Report how many lines contain the word "JSON", with no other text.

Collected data
* BEGIN *

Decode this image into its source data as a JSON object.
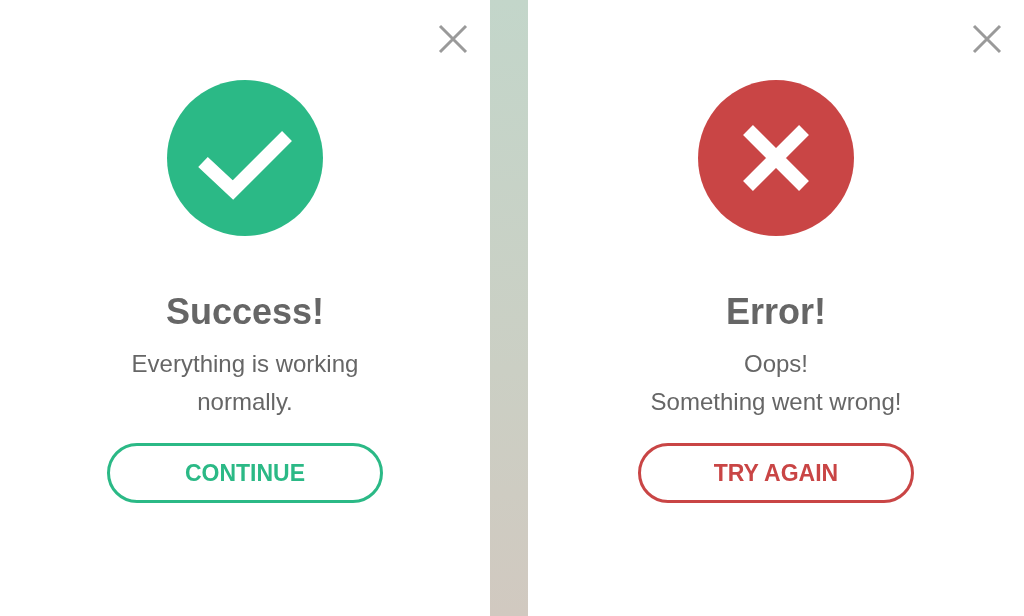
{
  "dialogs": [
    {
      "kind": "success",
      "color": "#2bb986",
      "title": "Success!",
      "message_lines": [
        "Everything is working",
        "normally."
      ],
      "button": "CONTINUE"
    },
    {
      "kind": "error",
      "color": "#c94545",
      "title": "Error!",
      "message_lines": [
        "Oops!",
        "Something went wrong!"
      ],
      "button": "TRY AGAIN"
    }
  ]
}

* END *
* BEGIN *

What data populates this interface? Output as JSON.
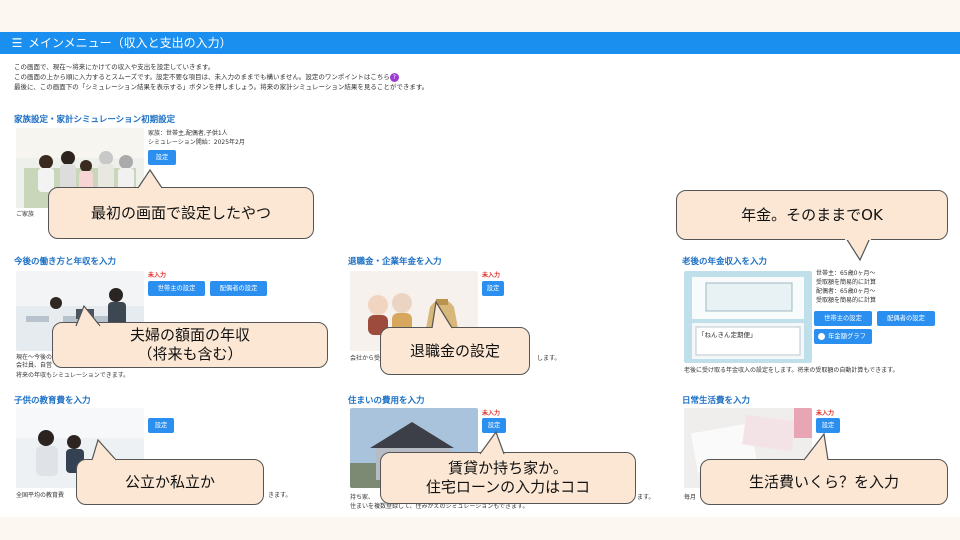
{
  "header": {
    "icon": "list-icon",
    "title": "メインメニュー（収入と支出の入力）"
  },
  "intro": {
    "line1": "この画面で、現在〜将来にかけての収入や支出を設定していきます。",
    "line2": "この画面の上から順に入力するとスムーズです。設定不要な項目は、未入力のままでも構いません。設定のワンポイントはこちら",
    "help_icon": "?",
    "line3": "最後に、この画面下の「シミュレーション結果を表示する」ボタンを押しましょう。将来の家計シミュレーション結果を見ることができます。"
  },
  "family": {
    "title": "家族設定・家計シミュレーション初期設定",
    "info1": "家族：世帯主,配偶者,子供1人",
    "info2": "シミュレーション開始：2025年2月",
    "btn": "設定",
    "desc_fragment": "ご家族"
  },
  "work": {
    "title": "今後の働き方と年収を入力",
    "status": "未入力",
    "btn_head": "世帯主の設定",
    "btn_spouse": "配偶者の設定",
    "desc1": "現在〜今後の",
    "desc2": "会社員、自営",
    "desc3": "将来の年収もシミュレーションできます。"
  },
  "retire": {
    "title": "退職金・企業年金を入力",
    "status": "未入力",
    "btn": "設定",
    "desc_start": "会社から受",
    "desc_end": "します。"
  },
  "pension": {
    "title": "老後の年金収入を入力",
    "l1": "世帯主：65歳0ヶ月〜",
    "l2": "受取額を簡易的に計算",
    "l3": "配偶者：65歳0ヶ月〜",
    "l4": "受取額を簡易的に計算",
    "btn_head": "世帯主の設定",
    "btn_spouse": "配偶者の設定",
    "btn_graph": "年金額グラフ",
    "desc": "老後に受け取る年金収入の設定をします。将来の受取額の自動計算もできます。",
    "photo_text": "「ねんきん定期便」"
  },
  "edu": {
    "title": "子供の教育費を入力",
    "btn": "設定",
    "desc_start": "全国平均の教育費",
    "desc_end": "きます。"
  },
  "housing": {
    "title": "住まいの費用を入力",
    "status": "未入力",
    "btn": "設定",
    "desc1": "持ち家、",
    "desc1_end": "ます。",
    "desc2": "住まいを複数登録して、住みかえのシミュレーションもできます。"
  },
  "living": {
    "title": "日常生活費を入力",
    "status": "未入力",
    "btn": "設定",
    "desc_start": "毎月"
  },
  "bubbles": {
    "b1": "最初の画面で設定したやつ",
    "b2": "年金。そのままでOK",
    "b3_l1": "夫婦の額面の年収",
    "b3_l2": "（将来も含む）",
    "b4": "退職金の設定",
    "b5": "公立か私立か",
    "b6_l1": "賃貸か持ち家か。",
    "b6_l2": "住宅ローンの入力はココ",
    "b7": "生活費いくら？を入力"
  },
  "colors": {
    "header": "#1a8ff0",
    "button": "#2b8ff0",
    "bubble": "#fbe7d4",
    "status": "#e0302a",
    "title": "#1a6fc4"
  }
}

* END *

Exercise response → 2